* **Given instruction**: Scan the data. Collect each line that contains the word "afloopend".

[Data extracted from a collection]
■ ■ ■ ■ ■
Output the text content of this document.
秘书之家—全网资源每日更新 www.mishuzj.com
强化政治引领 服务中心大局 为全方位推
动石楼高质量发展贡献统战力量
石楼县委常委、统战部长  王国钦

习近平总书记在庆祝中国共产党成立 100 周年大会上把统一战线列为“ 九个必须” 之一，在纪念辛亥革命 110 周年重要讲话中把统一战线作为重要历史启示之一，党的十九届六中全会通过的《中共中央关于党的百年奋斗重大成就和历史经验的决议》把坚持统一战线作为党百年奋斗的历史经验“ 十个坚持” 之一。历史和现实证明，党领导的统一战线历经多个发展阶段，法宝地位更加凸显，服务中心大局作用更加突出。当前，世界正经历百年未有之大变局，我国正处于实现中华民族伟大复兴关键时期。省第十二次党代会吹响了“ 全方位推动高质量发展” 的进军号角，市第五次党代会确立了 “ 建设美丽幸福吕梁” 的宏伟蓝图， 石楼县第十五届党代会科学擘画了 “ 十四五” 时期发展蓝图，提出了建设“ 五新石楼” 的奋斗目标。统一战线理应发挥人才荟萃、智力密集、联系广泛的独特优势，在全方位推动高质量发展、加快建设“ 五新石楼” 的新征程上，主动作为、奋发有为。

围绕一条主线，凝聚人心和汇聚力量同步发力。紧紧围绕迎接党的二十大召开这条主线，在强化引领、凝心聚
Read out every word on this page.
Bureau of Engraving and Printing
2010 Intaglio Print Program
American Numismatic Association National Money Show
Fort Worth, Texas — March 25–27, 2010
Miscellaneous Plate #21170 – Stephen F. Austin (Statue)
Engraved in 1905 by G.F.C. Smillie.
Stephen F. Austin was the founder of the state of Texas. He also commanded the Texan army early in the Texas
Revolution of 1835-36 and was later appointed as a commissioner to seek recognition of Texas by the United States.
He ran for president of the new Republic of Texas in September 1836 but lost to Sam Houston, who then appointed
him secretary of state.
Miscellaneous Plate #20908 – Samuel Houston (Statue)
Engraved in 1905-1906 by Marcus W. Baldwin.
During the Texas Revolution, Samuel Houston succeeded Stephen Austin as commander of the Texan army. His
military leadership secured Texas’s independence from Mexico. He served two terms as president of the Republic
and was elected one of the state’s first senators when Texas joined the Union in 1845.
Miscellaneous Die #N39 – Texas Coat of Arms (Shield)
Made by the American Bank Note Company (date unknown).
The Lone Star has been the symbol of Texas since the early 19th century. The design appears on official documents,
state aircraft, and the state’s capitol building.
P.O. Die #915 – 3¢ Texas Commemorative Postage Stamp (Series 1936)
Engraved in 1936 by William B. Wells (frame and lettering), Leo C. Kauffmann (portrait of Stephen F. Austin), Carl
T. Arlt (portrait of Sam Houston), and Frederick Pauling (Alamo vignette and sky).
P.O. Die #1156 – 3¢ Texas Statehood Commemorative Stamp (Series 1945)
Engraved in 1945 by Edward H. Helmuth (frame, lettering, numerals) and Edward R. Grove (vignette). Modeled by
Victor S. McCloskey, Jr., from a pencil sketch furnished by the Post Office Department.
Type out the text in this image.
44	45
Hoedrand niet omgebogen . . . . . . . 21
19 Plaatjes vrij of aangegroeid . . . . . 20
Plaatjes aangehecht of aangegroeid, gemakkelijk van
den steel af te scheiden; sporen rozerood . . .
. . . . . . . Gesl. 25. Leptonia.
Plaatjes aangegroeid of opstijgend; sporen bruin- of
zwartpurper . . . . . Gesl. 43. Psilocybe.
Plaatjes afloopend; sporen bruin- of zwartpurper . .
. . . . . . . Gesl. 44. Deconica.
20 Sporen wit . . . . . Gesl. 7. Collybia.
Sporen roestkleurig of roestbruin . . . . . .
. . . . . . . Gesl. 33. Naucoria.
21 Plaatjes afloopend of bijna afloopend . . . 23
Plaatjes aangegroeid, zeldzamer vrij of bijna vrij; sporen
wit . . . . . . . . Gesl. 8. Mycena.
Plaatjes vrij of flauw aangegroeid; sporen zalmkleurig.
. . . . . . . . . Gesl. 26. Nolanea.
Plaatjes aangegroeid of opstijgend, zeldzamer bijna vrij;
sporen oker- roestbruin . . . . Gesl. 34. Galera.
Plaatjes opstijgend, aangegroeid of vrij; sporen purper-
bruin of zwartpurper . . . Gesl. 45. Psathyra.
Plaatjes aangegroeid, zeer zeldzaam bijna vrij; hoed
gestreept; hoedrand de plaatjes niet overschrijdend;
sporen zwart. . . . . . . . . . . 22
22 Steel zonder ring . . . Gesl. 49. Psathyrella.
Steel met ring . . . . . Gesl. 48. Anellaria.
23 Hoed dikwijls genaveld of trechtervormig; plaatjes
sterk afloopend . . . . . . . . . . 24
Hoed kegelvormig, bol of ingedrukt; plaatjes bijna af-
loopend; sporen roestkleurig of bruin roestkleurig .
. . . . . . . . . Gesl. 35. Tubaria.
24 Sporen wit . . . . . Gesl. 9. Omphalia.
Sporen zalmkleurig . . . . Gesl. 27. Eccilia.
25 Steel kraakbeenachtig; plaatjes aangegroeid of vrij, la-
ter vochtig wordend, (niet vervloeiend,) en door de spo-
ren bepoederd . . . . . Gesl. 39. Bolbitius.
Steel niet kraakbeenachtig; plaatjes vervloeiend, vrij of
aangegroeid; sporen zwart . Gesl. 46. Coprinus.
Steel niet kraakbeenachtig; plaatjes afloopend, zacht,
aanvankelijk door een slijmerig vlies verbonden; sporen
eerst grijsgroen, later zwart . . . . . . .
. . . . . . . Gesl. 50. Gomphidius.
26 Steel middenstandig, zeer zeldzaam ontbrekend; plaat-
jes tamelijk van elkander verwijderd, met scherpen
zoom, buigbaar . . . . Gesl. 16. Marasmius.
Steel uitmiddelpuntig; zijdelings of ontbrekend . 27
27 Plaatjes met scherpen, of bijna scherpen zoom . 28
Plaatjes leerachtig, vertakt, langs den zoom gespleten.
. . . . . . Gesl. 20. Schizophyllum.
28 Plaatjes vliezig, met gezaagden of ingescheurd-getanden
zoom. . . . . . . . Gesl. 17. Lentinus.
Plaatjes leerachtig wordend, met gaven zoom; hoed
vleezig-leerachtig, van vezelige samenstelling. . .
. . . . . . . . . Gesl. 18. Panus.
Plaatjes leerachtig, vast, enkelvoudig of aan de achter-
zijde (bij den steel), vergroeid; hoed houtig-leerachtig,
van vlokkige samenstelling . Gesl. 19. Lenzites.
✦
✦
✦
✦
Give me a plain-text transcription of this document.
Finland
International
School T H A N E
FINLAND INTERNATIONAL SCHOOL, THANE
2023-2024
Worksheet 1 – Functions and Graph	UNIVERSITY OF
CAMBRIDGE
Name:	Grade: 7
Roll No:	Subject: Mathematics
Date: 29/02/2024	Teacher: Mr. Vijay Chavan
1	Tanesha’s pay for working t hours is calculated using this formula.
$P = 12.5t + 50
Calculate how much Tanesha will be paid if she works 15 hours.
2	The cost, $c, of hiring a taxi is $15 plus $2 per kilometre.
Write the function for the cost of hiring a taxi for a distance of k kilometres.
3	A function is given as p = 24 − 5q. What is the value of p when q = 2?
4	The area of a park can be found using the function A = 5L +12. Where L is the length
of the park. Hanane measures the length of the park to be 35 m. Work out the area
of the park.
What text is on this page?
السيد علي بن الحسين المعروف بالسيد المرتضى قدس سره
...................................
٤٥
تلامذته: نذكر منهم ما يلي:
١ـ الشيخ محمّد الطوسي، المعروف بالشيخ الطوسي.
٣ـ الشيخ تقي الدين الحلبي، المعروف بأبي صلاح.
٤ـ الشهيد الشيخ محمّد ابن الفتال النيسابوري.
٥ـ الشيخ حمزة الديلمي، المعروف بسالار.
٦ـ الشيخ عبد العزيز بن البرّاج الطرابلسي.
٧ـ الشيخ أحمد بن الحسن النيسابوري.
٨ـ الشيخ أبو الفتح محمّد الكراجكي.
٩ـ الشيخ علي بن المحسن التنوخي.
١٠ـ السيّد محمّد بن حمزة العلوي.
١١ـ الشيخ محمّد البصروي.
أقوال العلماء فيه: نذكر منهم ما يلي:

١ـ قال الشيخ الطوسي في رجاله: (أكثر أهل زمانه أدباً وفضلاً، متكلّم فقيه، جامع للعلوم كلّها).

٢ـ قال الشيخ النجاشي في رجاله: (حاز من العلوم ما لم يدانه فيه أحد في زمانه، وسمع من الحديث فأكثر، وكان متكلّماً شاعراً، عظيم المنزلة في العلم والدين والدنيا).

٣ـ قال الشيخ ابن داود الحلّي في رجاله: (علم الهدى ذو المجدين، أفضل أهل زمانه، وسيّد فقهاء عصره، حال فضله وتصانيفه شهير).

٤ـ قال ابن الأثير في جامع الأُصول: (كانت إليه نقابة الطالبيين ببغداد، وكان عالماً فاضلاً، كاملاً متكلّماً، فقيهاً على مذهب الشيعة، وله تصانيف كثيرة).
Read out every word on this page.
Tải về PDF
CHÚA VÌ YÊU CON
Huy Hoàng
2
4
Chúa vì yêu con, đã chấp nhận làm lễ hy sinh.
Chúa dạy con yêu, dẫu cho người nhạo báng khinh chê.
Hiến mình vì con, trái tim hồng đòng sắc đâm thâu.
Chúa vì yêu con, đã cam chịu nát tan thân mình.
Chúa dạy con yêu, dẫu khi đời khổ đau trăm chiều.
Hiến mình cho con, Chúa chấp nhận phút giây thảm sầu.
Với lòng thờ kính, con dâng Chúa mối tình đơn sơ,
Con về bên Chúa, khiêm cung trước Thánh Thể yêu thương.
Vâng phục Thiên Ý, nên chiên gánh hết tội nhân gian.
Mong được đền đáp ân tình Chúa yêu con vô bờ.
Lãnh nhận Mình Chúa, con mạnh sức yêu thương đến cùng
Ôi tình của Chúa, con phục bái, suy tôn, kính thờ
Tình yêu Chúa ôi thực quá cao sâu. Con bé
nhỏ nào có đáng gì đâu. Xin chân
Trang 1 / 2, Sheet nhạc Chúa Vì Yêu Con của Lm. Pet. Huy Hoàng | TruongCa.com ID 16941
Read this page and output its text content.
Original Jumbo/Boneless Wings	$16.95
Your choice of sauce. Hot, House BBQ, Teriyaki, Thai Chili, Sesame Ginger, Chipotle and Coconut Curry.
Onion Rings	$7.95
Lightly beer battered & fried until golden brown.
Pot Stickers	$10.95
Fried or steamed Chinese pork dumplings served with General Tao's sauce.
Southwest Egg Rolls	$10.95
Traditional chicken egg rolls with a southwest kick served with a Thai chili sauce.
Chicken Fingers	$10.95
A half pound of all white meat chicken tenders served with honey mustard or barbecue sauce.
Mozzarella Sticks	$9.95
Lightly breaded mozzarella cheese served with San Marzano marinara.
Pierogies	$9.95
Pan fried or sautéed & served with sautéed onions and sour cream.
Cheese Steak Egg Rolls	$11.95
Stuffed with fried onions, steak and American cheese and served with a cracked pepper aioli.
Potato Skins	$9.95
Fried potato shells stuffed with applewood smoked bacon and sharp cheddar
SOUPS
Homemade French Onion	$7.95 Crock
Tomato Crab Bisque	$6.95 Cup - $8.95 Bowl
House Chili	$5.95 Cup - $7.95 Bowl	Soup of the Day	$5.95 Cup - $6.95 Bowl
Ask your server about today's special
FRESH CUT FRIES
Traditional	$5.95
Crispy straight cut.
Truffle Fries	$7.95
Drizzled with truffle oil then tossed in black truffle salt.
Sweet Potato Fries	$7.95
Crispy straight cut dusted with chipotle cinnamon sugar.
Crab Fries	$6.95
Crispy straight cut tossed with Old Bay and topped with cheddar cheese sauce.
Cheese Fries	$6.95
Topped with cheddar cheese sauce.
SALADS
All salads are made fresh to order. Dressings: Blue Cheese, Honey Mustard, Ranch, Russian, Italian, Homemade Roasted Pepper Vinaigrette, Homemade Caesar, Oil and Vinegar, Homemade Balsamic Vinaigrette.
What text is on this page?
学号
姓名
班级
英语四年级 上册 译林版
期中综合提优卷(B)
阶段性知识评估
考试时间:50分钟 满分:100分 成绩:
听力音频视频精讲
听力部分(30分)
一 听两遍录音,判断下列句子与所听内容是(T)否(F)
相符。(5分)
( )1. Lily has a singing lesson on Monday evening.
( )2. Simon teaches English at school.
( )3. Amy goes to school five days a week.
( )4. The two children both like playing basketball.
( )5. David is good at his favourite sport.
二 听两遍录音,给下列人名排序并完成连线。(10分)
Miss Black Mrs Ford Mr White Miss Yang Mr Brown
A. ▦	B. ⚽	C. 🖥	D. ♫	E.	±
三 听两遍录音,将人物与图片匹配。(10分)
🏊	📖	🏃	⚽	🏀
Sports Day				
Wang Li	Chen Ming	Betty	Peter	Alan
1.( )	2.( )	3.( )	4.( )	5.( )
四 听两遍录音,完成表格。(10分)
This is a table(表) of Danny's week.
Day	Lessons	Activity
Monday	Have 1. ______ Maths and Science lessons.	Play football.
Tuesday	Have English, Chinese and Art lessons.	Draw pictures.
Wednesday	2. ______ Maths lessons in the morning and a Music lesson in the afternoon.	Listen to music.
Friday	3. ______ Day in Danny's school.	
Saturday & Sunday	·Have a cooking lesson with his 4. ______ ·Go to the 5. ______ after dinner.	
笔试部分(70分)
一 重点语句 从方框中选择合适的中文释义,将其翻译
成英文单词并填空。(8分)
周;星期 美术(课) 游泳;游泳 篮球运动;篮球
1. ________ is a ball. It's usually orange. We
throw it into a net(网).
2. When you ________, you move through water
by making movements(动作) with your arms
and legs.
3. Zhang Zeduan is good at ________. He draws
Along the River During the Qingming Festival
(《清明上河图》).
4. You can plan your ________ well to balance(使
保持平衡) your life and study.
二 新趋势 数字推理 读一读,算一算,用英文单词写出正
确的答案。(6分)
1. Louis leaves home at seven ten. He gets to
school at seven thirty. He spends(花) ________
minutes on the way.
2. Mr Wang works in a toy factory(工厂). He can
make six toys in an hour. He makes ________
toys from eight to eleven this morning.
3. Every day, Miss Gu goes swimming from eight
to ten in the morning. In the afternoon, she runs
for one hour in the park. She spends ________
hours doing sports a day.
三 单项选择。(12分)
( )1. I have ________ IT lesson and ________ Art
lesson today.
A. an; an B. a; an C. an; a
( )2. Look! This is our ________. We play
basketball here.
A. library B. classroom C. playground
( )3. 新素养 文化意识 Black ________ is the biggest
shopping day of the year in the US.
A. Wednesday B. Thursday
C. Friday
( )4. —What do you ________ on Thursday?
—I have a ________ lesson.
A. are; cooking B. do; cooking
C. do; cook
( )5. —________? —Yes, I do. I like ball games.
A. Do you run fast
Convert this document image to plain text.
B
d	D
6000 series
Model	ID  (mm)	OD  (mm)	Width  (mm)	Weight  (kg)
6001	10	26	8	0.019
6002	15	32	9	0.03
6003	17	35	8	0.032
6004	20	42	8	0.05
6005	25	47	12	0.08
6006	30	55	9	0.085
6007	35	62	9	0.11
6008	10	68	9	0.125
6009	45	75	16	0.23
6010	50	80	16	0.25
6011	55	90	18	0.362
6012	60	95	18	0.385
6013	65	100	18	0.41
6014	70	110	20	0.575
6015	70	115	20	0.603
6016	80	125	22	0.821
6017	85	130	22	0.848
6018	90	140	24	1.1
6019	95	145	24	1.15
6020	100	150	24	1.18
■ ■ ■ ■ ■
* **Solution below**:
Plaatjes afloopend; sporen bruin- of zwartpurper . .
21 Plaatjes afloopend of bijna afloopend . . . 23
sterk afloopend . . . . . . . . . . 24
Steel niet kraakbeenachtig; plaatjes afloopend, zacht,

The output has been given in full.